Stated exercise -
Scan the data below for the string "Position". Copy every line where it appears.

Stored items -
────────────────────
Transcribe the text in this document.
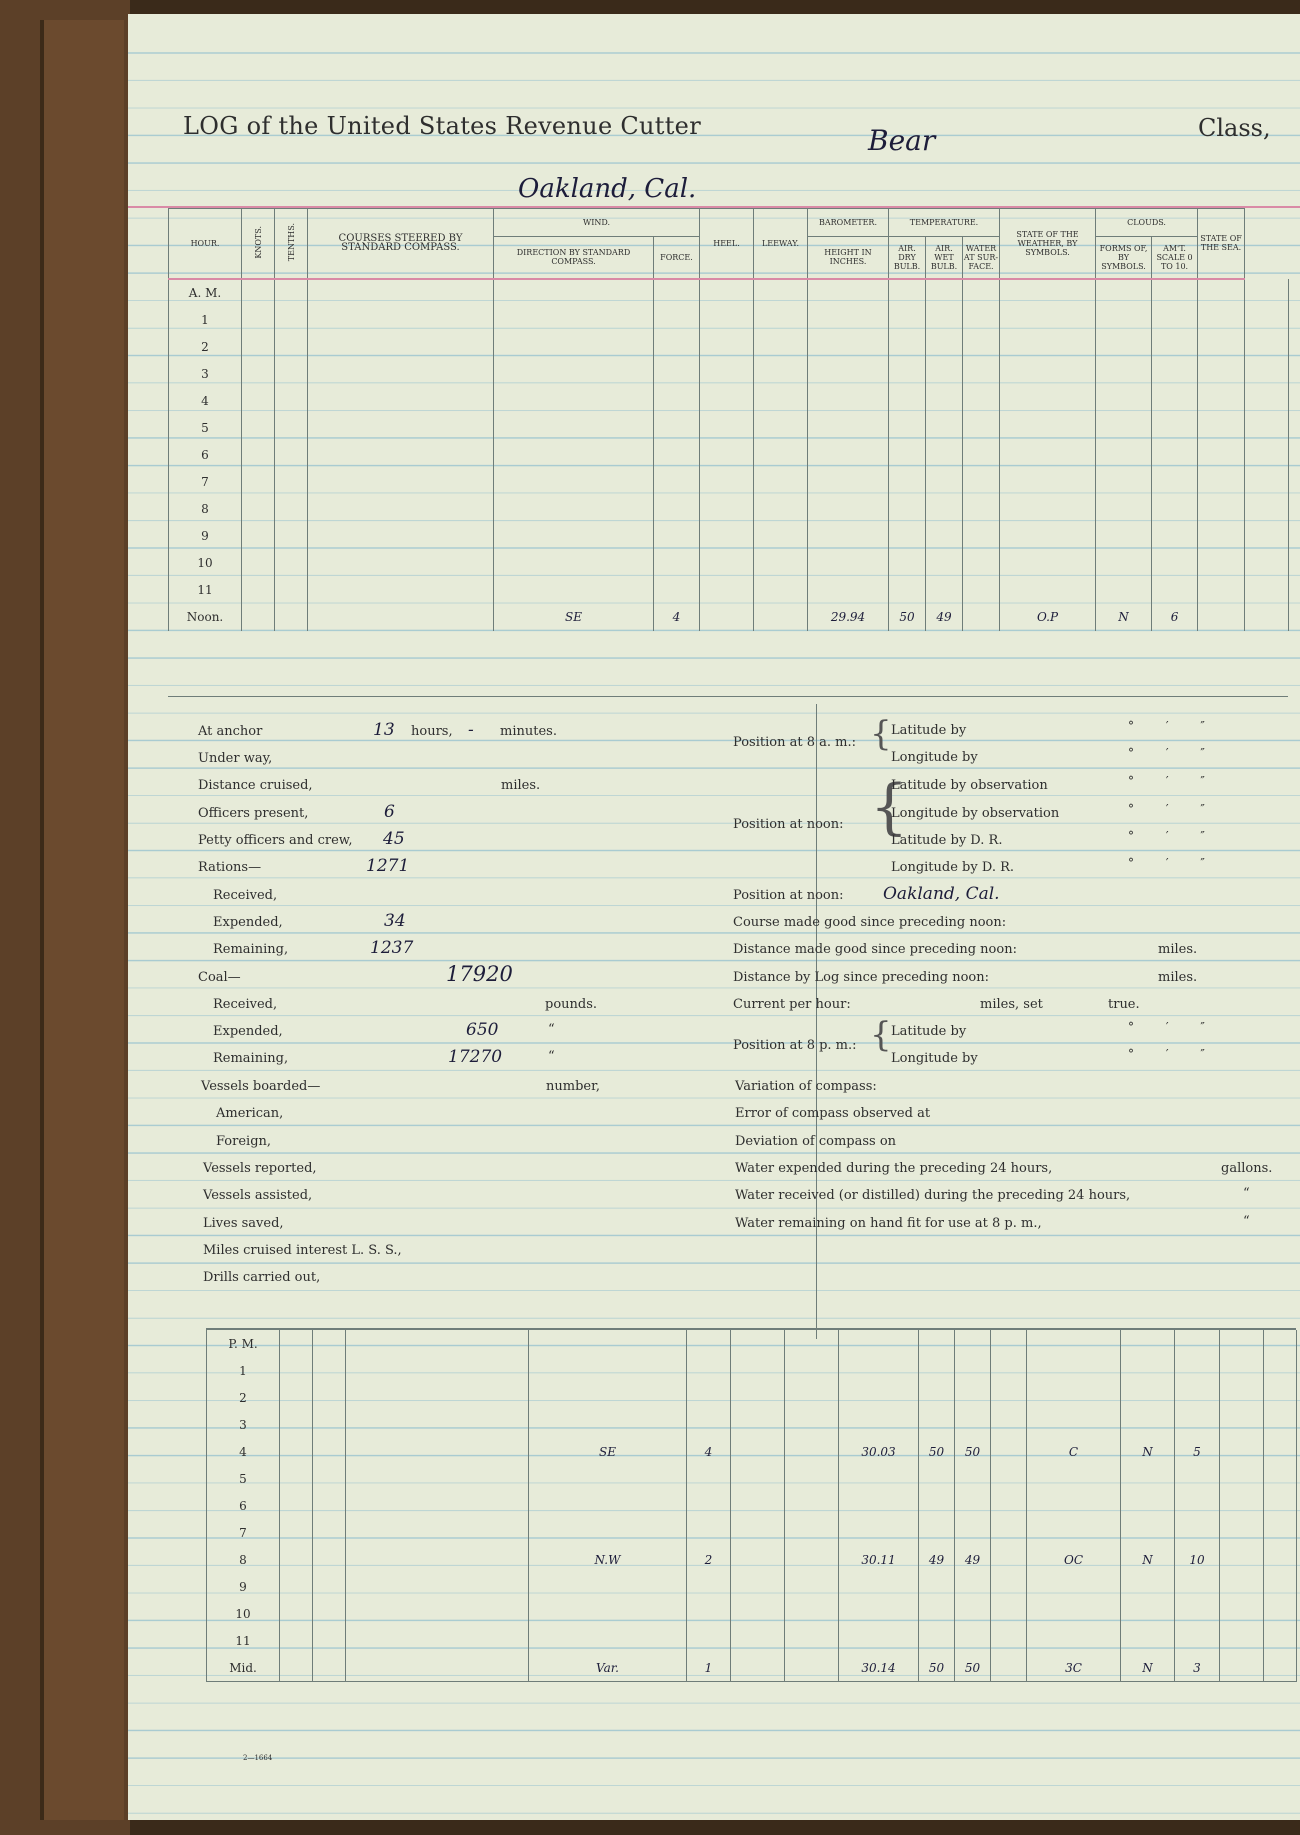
LOG of the United States Revenue Cutter	Bear	Class,
Oakland, Cal.
HOUR.	KNOTS.	TENTHS.	COURSES STEERED BY STANDARD COMPASS.	WIND.		HEEL.	LEEWAY.	BAROMETER.	TEMPERATURE.			STATE OF THE WEATHER, BY SYMBOLS.	CLOUDS.		STATE OF THE SEA.	
				DIRECTION BY STANDARD COMPASS.	FORCE.			HEIGHT IN INCHES.	AIR. DRY BULB.	AIR. WET BULB.	WATER AT SUR-FACE.		FORMS OF, BY SYMBOLS.	AM'T. SCALE 0 TO 10.		
A. M.																
1																
2																
3																
4																
5																
6																
7																
8																
9																
10																
11																
Noon.				SE	4			29.94	50	49		O.P	N	6		
At anchor	13 hours, - minutes.
Under way,
Distance cruised,	miles.
Officers present,	6
Petty officers and crew, 45
Rations—	1271
Received,
Expended,	34
Remaining,	1237
Coal—	17920
Received,	pounds.
Expended,	650	“
Remaining,	17270	“
Vessels boarded—	number,
American,
Foreign,
Vessels reported,
Vessels assisted,
Lives saved,
Miles cruised interest L. S. S.,
Drills carried out,
Position at 8 a. m.: { Latitude by	° ′ ″
Longitude by	° ′ ″
Position at noon: {
Latitude by observation	° ′ ″
Longitude by observation	° ′ ″
Latitude by D. R.	° ′ ″
Longitude by D. R.	° ′ ″
Position at noon: Oakland, Cal.
Course made good since preceding noon:
Distance made good since preceding noon:	miles.
Distance by Log since preceding noon:	miles.
Current per hour:	miles, set	true.
Position at 8 p. m.: { Latitude by	° ′ ″
Longitude by	° ′ ″
Variation of compass:
Error of compass observed at
Deviation of compass on
Water expended during the preceding 24 hours,	gallons.
Water received (or distilled) during the preceding 24 hours,	“
Water remaining on hand fit for use at 8 p. m.,	“
P. M.																
1																
2																
3																
4				SE	4			30.03	50	50		C	N	5		
5																
6																
7																
8				N.W	2			30.11	49	49		OC	N	10		
9																
10																
11																
Mid.				Var.	1			30.14	50	50		3C	N	3		
2—1664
────────────────────
Result of the task -
Position at 8 a. m.: { Latitude by	° ′ ″
Position at noon: {
Position at noon: Oakland, Cal.
Position at 8 p. m.: { Latitude by	° ′ ″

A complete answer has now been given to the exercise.